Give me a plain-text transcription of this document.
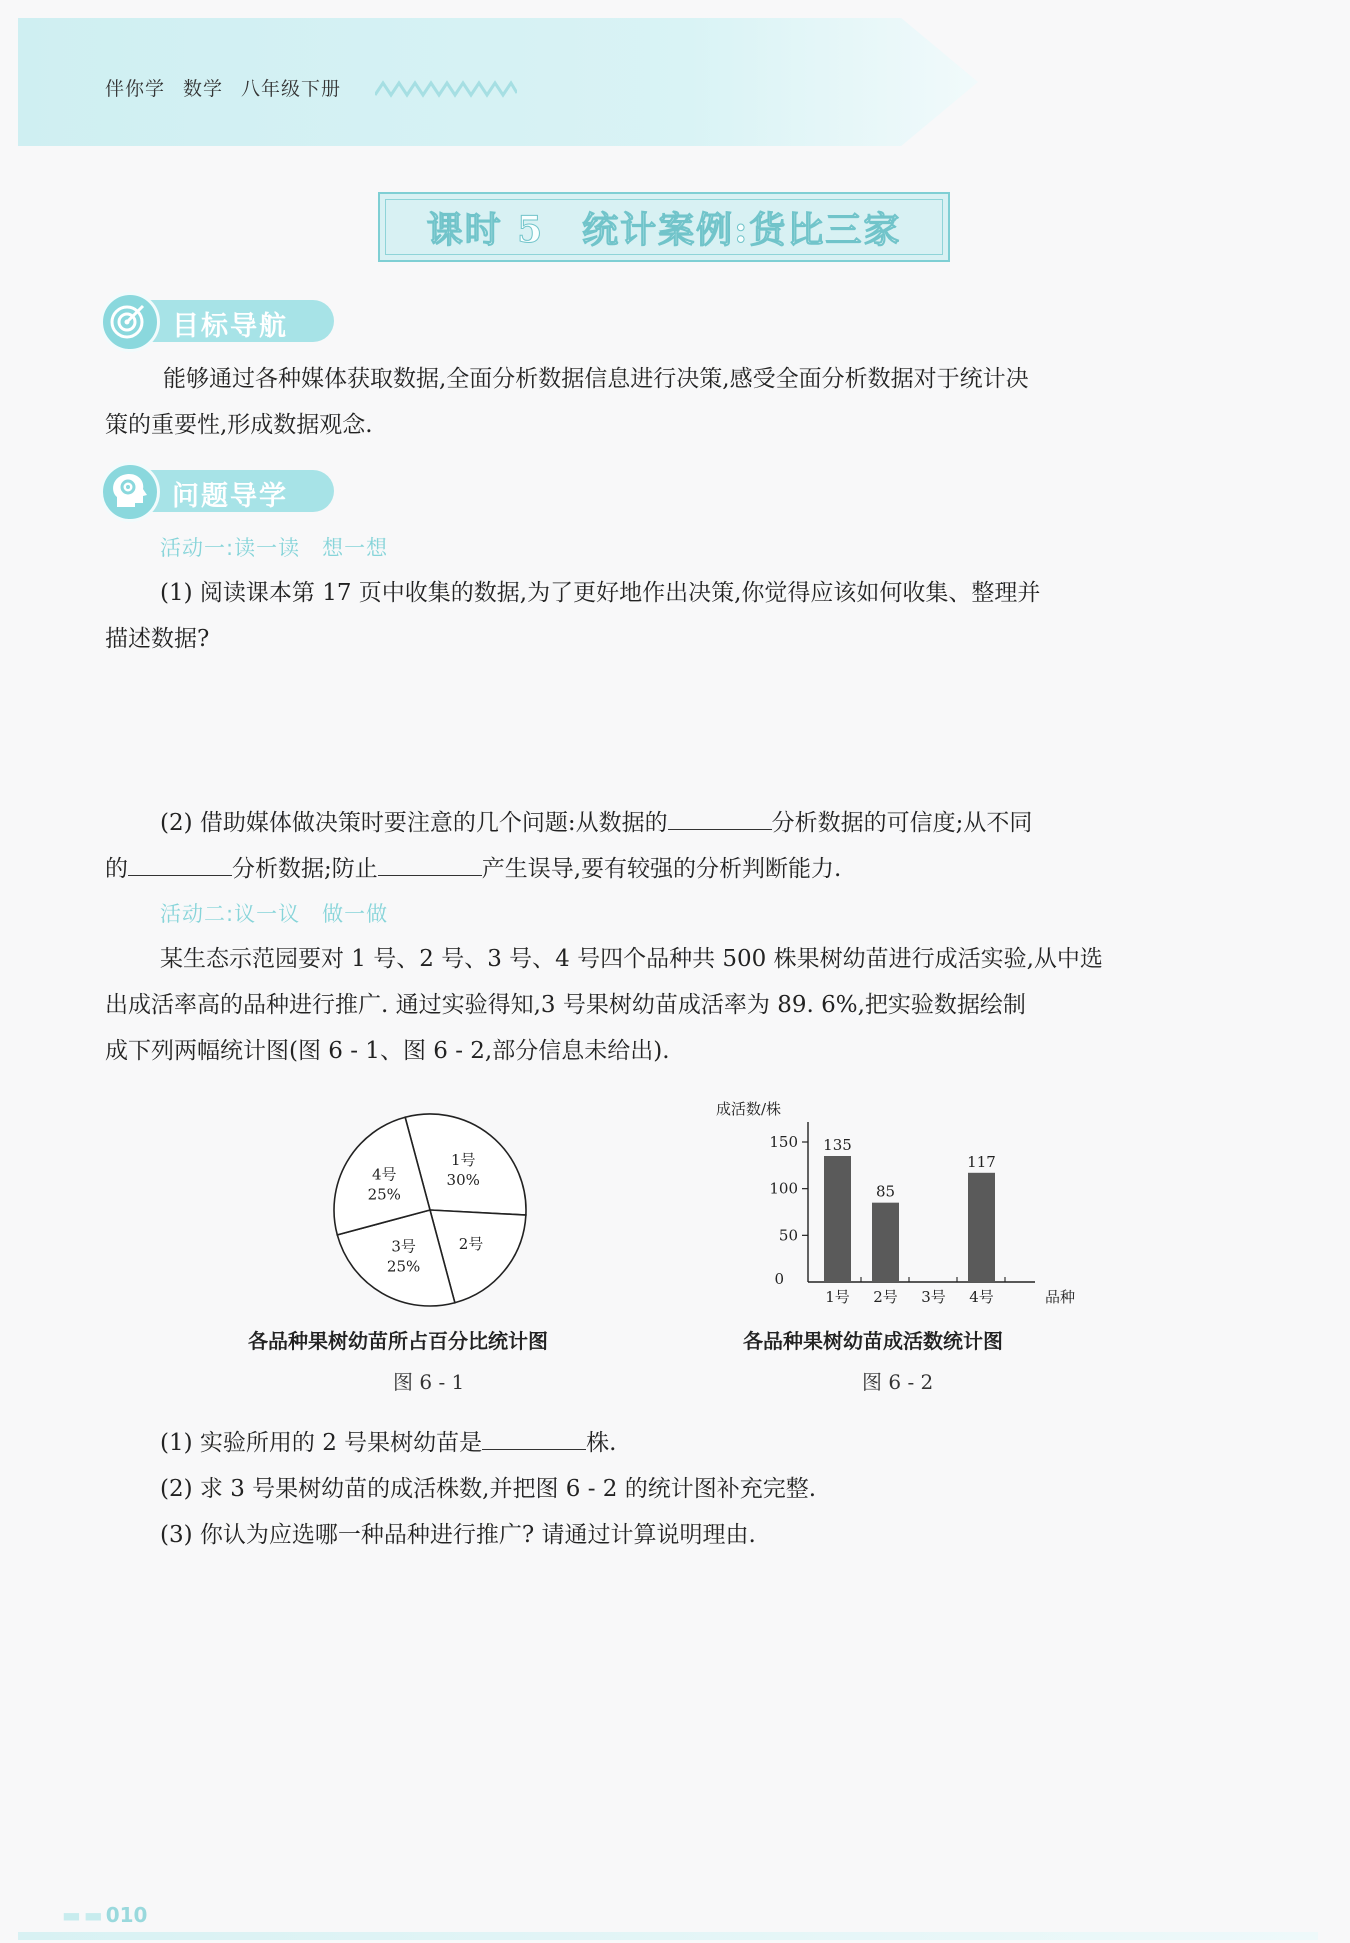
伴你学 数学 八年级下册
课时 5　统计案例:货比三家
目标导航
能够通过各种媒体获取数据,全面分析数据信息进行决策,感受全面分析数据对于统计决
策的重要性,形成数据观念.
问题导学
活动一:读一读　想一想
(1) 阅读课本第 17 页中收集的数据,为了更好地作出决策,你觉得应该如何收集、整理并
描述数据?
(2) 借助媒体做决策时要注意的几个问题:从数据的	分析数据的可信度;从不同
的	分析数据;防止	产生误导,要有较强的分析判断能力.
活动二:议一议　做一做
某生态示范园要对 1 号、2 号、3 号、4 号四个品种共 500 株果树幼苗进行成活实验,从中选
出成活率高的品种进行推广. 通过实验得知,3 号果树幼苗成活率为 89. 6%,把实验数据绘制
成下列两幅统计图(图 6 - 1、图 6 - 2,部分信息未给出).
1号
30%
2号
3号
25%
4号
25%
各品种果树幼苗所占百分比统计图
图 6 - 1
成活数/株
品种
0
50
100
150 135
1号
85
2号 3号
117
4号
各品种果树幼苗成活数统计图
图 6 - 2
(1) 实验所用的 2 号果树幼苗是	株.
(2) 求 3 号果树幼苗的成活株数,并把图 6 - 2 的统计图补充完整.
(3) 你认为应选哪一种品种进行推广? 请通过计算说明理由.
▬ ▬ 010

STATED PROBLEM: Each entry shown above must be quoted exactly, with its pictures left out.

SOLUTION TO THE EXERCISE:
Give me a plain-text transcription of this document.
伴你学 数学 八年级下册
课时 5　统计案例:货比三家
目标导航
能够通过各种媒体获取数据,全面分析数据信息进行决策,感受全面分析数据对于统计决
策的重要性,形成数据观念.
问题导学
活动一:读一读　想一想
(1) 阅读课本第 17 页中收集的数据,为了更好地作出决策,你觉得应该如何收集、整理并
描述数据?
(2) 借助媒体做决策时要注意的几个问题:从数据的	分析数据的可信度;从不同
的	分析数据;防止	产生误导,要有较强的分析判断能力.
活动二:议一议　做一做
某生态示范园要对 1 号、2 号、3 号、4 号四个品种共 500 株果树幼苗进行成活实验,从中选
出成活率高的品种进行推广. 通过实验得知,3 号果树幼苗成活率为 89. 6%,把实验数据绘制
成下列两幅统计图(图 6 - 1、图 6 - 2,部分信息未给出).
1号
30%
2号
3号
25%
4号
25%
各品种果树幼苗所占百分比统计图
图 6 - 1
成活数/株
品种
0
50
100
150 135
1号
85
2号 3号
117
4号
各品种果树幼苗成活数统计图
图 6 - 2
(1) 实验所用的 2 号果树幼苗是	株.
(2) 求 3 号果树幼苗的成活株数,并把图 6 - 2 的统计图补充完整.
(3) 你认为应选哪一种品种进行推广? 请通过计算说明理由.
▬ ▬ 010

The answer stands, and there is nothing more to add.